* start MATERIAL SUPPLIED *
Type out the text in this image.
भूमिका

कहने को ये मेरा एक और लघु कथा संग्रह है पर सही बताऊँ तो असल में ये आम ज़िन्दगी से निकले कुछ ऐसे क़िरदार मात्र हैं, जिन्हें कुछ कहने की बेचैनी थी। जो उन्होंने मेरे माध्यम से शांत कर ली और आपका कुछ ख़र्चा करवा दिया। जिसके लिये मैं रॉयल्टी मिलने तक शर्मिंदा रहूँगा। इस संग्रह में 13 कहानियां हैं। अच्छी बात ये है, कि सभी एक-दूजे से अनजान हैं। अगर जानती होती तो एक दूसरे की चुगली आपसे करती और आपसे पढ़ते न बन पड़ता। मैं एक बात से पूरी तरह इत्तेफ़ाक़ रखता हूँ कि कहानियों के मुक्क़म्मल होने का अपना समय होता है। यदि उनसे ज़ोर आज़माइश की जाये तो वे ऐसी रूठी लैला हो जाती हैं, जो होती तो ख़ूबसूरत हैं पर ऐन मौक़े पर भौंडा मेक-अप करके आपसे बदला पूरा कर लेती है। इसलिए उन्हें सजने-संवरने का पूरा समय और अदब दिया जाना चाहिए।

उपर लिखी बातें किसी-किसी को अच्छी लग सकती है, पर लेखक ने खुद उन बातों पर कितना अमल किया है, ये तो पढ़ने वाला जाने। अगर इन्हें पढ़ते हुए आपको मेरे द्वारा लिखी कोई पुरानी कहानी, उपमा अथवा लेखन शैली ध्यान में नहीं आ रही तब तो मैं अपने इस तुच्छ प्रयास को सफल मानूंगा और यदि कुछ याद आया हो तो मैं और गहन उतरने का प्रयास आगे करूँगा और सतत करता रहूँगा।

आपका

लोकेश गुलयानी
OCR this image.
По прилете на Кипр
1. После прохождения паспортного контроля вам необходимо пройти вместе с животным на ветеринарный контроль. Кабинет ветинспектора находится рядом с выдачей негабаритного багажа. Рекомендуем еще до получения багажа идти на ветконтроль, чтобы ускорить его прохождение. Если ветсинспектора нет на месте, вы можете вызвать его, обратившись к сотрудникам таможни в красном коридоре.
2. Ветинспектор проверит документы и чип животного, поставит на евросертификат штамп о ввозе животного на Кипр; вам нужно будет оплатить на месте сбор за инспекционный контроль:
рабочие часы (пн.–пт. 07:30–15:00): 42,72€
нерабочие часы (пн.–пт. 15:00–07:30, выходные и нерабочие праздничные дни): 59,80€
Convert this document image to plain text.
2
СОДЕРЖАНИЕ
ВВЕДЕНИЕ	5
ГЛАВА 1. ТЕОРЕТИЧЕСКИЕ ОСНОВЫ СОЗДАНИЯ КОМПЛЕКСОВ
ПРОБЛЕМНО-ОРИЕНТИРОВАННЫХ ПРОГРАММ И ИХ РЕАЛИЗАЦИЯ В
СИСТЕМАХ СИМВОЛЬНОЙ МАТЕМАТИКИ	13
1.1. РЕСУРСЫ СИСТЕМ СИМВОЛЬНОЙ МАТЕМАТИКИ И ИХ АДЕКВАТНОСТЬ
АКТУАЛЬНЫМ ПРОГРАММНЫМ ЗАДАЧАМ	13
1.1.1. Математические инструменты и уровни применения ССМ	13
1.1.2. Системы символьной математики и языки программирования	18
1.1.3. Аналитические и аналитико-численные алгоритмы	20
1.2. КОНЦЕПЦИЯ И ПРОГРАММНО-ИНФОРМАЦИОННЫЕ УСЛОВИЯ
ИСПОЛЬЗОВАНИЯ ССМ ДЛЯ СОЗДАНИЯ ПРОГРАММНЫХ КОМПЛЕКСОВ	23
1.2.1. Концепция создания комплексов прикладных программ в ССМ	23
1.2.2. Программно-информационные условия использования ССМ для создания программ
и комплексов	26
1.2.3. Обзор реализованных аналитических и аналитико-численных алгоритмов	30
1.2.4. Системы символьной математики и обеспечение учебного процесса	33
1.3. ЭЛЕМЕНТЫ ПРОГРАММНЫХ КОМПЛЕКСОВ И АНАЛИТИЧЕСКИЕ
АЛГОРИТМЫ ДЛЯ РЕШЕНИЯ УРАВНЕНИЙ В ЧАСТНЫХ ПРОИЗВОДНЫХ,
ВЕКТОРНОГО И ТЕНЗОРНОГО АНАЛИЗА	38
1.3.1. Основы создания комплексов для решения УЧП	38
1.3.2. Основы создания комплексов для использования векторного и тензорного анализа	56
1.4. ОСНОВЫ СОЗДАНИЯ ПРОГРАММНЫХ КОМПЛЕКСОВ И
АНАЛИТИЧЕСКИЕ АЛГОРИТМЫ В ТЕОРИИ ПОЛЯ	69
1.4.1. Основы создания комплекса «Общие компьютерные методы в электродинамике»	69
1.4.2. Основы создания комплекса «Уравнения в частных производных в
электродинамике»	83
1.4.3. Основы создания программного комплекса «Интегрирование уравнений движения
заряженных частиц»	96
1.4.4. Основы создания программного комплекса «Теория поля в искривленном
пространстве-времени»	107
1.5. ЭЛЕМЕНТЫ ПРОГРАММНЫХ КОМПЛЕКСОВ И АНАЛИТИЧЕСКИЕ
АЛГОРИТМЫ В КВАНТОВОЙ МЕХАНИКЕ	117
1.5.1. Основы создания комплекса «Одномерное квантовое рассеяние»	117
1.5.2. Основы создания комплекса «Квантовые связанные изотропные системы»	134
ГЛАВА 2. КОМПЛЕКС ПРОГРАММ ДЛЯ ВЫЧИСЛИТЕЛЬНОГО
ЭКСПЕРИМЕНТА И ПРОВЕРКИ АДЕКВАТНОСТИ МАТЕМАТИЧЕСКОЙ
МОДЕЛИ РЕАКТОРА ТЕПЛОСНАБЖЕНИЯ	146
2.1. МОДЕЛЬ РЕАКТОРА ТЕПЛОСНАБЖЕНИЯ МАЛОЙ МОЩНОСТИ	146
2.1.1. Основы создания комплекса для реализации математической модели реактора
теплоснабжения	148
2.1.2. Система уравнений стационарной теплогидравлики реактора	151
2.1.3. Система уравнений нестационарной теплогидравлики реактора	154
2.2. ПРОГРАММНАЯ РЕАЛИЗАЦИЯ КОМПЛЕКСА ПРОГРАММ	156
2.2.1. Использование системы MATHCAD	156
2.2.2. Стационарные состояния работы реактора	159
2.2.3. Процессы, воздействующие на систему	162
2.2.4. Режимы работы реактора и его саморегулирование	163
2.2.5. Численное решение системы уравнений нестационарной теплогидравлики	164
* end MATERIAL SUPPLIED *
From the records above, copy every line that holds the word "теплогидравлики".

■ **RESPONSE TO THE TASK**
2.1.2. Система уравнений стационарной теплогидравлики реактора	151
2.1.3. Система уравнений нестационарной теплогидравлики реактора	154
2.2.5. Численное решение системы уравнений нестационарной теплогидравлики	164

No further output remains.